(Dataset listings of figures)
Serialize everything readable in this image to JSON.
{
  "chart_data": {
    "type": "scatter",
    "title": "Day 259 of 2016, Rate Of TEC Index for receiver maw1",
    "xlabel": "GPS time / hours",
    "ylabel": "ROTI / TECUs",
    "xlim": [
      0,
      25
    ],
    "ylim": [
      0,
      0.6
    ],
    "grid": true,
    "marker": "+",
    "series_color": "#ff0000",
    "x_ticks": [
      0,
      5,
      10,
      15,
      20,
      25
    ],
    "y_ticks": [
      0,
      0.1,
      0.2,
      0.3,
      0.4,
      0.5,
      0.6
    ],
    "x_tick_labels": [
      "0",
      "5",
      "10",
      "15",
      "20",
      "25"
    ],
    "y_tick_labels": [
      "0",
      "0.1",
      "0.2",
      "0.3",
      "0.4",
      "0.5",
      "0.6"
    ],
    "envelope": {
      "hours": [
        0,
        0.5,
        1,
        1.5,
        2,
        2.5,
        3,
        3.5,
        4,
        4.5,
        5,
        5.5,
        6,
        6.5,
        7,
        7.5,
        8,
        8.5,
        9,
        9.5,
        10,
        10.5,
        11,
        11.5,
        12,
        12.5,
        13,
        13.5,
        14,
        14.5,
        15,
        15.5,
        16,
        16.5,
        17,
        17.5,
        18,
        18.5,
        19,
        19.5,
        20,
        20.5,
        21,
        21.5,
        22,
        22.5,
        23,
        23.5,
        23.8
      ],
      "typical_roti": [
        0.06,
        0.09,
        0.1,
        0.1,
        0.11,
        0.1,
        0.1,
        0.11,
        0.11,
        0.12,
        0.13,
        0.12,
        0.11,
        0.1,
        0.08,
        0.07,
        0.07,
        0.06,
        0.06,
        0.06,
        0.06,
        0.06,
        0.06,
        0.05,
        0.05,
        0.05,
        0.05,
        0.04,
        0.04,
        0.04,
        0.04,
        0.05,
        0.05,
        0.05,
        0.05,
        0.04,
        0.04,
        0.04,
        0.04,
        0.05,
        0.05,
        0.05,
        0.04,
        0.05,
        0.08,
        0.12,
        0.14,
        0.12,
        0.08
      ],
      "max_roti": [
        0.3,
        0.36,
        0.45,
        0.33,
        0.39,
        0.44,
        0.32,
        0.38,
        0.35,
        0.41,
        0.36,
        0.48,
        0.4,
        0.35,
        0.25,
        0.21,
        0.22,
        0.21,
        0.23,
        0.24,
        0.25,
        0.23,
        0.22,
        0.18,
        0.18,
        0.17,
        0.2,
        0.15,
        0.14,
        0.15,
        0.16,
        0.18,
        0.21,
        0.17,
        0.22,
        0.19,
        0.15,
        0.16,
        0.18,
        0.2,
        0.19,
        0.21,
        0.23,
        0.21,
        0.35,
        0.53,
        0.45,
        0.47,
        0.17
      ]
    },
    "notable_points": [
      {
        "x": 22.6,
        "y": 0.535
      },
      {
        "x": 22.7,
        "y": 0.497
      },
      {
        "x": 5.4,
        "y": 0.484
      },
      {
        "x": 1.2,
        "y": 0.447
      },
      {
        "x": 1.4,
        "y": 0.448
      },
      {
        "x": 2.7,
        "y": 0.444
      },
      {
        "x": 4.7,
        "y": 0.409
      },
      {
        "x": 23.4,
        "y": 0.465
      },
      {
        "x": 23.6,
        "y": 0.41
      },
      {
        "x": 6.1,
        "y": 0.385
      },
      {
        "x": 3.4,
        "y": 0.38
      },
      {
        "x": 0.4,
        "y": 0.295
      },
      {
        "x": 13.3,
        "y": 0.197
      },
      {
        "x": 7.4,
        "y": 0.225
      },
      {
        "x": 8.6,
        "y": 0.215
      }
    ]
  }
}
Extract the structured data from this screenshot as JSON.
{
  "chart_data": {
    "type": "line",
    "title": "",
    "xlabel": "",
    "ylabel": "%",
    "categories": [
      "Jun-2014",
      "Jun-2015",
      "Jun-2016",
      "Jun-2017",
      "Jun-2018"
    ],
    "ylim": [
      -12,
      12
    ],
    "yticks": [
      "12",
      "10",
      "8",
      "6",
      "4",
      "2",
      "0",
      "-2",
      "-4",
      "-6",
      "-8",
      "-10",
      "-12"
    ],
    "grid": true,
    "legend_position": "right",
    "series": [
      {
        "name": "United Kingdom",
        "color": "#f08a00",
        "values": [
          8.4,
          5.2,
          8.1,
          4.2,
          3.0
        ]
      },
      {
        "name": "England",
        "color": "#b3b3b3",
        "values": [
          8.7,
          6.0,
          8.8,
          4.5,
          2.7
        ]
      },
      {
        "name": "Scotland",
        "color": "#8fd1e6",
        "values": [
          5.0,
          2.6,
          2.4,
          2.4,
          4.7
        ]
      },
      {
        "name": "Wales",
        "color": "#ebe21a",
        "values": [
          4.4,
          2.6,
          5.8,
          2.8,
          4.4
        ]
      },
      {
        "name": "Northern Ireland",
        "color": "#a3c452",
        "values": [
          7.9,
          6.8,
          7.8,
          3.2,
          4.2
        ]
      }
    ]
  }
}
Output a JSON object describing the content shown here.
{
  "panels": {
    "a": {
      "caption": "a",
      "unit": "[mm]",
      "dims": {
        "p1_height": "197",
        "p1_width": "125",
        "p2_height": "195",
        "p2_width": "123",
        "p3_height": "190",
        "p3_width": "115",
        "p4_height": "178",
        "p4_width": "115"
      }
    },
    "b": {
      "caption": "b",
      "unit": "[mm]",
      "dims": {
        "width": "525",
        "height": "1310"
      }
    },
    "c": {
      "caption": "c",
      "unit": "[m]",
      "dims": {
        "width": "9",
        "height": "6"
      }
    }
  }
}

» What you are asked to do
Copy the data above exactly. Every line must be included.

» Worked solution
Serialize everything readable in this image to JSON.
{
  "chart_data": {
    "type": "scatter",
    "title": "Day 259 of 2016, Rate Of TEC Index for receiver maw1",
    "xlabel": "GPS time / hours",
    "ylabel": "ROTI / TECUs",
    "xlim": [
      0,
      25
    ],
    "ylim": [
      0,
      0.6
    ],
    "grid": true,
    "marker": "+",
    "series_color": "#ff0000",
    "x_ticks": [
      0,
      5,
      10,
      15,
      20,
      25
    ],
    "y_ticks": [
      0,
      0.1,
      0.2,
      0.3,
      0.4,
      0.5,
      0.6
    ],
    "x_tick_labels": [
      "0",
      "5",
      "10",
      "15",
      "20",
      "25"
    ],
    "y_tick_labels": [
      "0",
      "0.1",
      "0.2",
      "0.3",
      "0.4",
      "0.5",
      "0.6"
    ],
    "envelope": {
      "hours": [
        0,
        0.5,
        1,
        1.5,
        2,
        2.5,
        3,
        3.5,
        4,
        4.5,
        5,
        5.5,
        6,
        6.5,
        7,
        7.5,
        8,
        8.5,
        9,
        9.5,
        10,
        10.5,
        11,
        11.5,
        12,
        12.5,
        13,
        13.5,
        14,
        14.5,
        15,
        15.5,
        16,
        16.5,
        17,
        17.5,
        18,
        18.5,
        19,
        19.5,
        20,
        20.5,
        21,
        21.5,
        22,
        22.5,
        23,
        23.5,
        23.8
      ],
      "typical_roti": [
        0.06,
        0.09,
        0.1,
        0.1,
        0.11,
        0.1,
        0.1,
        0.11,
        0.11,
        0.12,
        0.13,
        0.12,
        0.11,
        0.1,
        0.08,
        0.07,
        0.07,
        0.06,
        0.06,
        0.06,
        0.06,
        0.06,
        0.06,
        0.05,
        0.05,
        0.05,
        0.05,
        0.04,
        0.04,
        0.04,
        0.04,
        0.05,
        0.05,
        0.05,
        0.05,
        0.04,
        0.04,
        0.04,
        0.04,
        0.05,
        0.05,
        0.05,
        0.04,
        0.05,
        0.08,
        0.12,
        0.14,
        0.12,
        0.08
      ],
      "max_roti": [
        0.3,
        0.36,
        0.45,
        0.33,
        0.39,
        0.44,
        0.32,
        0.38,
        0.35,
        0.41,
        0.36,
        0.48,
        0.4,
        0.35,
        0.25,
        0.21,
        0.22,
        0.21,
        0.23,
        0.24,
        0.25,
        0.23,
        0.22,
        0.18,
        0.18,
        0.17,
        0.2,
        0.15,
        0.14,
        0.15,
        0.16,
        0.18,
        0.21,
        0.17,
        0.22,
        0.19,
        0.15,
        0.16,
        0.18,
        0.2,
        0.19,
        0.21,
        0.23,
        0.21,
        0.35,
        0.53,
        0.45,
        0.47,
        0.17
      ]
    },
    "notable_points": [
      {
        "x": 22.6,
        "y": 0.535
      },
      {
        "x": 22.7,
        "y": 0.497
      },
      {
        "x": 5.4,
        "y": 0.484
      },
      {
        "x": 1.2,
        "y": 0.447
      },
      {
        "x": 1.4,
        "y": 0.448
      },
      {
        "x": 2.7,
        "y": 0.444
      },
      {
        "x": 4.7,
        "y": 0.409
      },
      {
        "x": 23.4,
        "y": 0.465
      },
      {
        "x": 23.6,
        "y": 0.41
      },
      {
        "x": 6.1,
        "y": 0.385
      },
      {
        "x": 3.4,
        "y": 0.38
      },
      {
        "x": 0.4,
        "y": 0.295
      },
      {
        "x": 13.3,
        "y": 0.197
      },
      {
        "x": 7.4,
        "y": 0.225
      },
      {
        "x": 8.6,
        "y": 0.215
      }
    ]
  }
}
Extract the structured data from this screenshot as JSON.
{
  "chart_data": {
    "type": "line",
    "title": "",
    "xlabel": "",
    "ylabel": "%",
    "categories": [
      "Jun-2014",
      "Jun-2015",
      "Jun-2016",
      "Jun-2017",
      "Jun-2018"
    ],
    "ylim": [
      -12,
      12
    ],
    "yticks": [
      "12",
      "10",
      "8",
      "6",
      "4",
      "2",
      "0",
      "-2",
      "-4",
      "-6",
      "-8",
      "-10",
      "-12"
    ],
    "grid": true,
    "legend_position": "right",
    "series": [
      {
        "name": "United Kingdom",
        "color": "#f08a00",
        "values": [
          8.4,
          5.2,
          8.1,
          4.2,
          3.0
        ]
      },
      {
        "name": "England",
        "color": "#b3b3b3",
        "values": [
          8.7,
          6.0,
          8.8,
          4.5,
          2.7
        ]
      },
      {
        "name": "Scotland",
        "color": "#8fd1e6",
        "values": [
          5.0,
          2.6,
          2.4,
          2.4,
          4.7
        ]
      },
      {
        "name": "Wales",
        "color": "#ebe21a",
        "values": [
          4.4,
          2.6,
          5.8,
          2.8,
          4.4
        ]
      },
      {
        "name": "Northern Ireland",
        "color": "#a3c452",
        "values": [
          7.9,
          6.8,
          7.8,
          3.2,
          4.2
        ]
      }
    ]
  }
}
Output a JSON object describing the content shown here.
{
  "panels": {
    "a": {
      "caption": "a",
      "unit": "[mm]",
      "dims": {
        "p1_height": "197",
        "p1_width": "125",
        "p2_height": "195",
        "p2_width": "123",
        "p3_height": "190",
        "p3_width": "115",
        "p4_height": "178",
        "p4_width": "115"
      }
    },
    "b": {
      "caption": "b",
      "unit": "[mm]",
      "dims": {
        "width": "525",
        "height": "1310"
      }
    },
    "c": {
      "caption": "c",
      "unit": "[m]",
      "dims": {
        "width": "9",
        "height": "6"
      }
    }
  }
}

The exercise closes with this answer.